# Set exercise:
Output the material word for word. Leave each picture out.

# Stored data:
★ ★ ★ ★

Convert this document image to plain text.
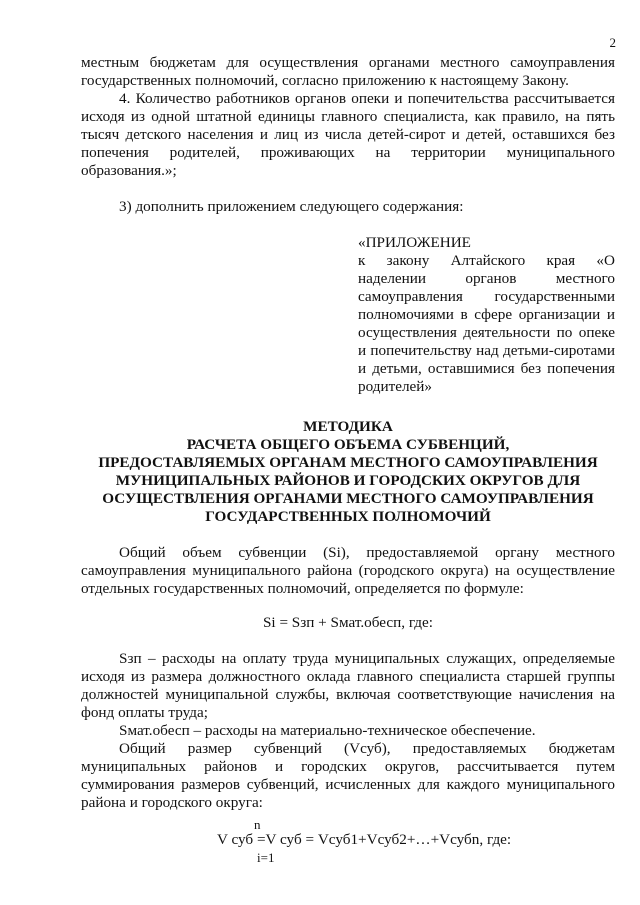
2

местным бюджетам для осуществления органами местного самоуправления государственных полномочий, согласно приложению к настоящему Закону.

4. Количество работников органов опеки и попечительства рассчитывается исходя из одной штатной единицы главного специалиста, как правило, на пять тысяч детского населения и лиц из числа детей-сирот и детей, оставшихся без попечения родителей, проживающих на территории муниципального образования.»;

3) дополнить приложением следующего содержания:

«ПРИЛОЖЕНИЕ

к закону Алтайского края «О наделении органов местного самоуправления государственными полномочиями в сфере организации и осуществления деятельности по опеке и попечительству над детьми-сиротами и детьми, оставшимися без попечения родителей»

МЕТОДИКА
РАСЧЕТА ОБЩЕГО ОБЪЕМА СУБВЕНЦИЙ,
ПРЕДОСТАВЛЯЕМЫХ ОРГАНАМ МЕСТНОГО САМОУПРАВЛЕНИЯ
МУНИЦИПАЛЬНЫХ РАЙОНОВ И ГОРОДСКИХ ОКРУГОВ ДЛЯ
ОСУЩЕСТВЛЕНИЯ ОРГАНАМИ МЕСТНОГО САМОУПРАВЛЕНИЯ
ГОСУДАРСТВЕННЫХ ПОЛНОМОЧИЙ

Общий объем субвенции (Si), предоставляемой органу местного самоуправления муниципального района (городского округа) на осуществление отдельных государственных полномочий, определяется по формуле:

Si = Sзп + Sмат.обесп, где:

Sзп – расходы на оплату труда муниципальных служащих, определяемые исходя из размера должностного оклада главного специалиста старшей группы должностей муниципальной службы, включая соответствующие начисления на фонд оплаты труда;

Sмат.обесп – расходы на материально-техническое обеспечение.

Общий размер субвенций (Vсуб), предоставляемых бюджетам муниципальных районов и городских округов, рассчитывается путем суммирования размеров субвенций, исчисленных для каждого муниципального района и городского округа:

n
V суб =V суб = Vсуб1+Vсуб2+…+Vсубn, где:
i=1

★ ★ ★ ★

# Completed task:
Convert this document image to plain text.
2

местным бюджетам для осуществления органами местного самоуправления государственных полномочий, согласно приложению к настоящему Закону.

4. Количество работников органов опеки и попечительства рассчитывается исходя из одной штатной единицы главного специалиста, как правило, на пять тысяч детского населения и лиц из числа детей-сирот и детей, оставшихся без попечения родителей, проживающих на территории муниципального образования.»;

3) дополнить приложением следующего содержания:

«ПРИЛОЖЕНИЕ

к закону Алтайского края «О наделении органов местного самоуправления государственными полномочиями в сфере организации и осуществления деятельности по опеке и попечительству над детьми-сиротами и детьми, оставшимися без попечения родителей»

МЕТОДИКА
РАСЧЕТА ОБЩЕГО ОБЪЕМА СУБВЕНЦИЙ,
ПРЕДОСТАВЛЯЕМЫХ ОРГАНАМ МЕСТНОГО САМОУПРАВЛЕНИЯ
МУНИЦИПАЛЬНЫХ РАЙОНОВ И ГОРОДСКИХ ОКРУГОВ ДЛЯ
ОСУЩЕСТВЛЕНИЯ ОРГАНАМИ МЕСТНОГО САМОУПРАВЛЕНИЯ
ГОСУДАРСТВЕННЫХ ПОЛНОМОЧИЙ

Общий объем субвенции (Si), предоставляемой органу местного самоуправления муниципального района (городского округа) на осуществление отдельных государственных полномочий, определяется по формуле:

Si = Sзп + Sмат.обесп, где:

Sзп – расходы на оплату труда муниципальных служащих, определяемые исходя из размера должностного оклада главного специалиста старшей группы должностей муниципальной службы, включая соответствующие начисления на фонд оплаты труда;

Sмат.обесп – расходы на материально-техническое обеспечение.

Общий размер субвенций (Vсуб), предоставляемых бюджетам муниципальных районов и городских округов, рассчитывается путем суммирования размеров субвенций, исчисленных для каждого муниципального района и городского округа:

n
V суб =V суб = Vсуб1+Vсуб2+…+Vсубn, где:
i=1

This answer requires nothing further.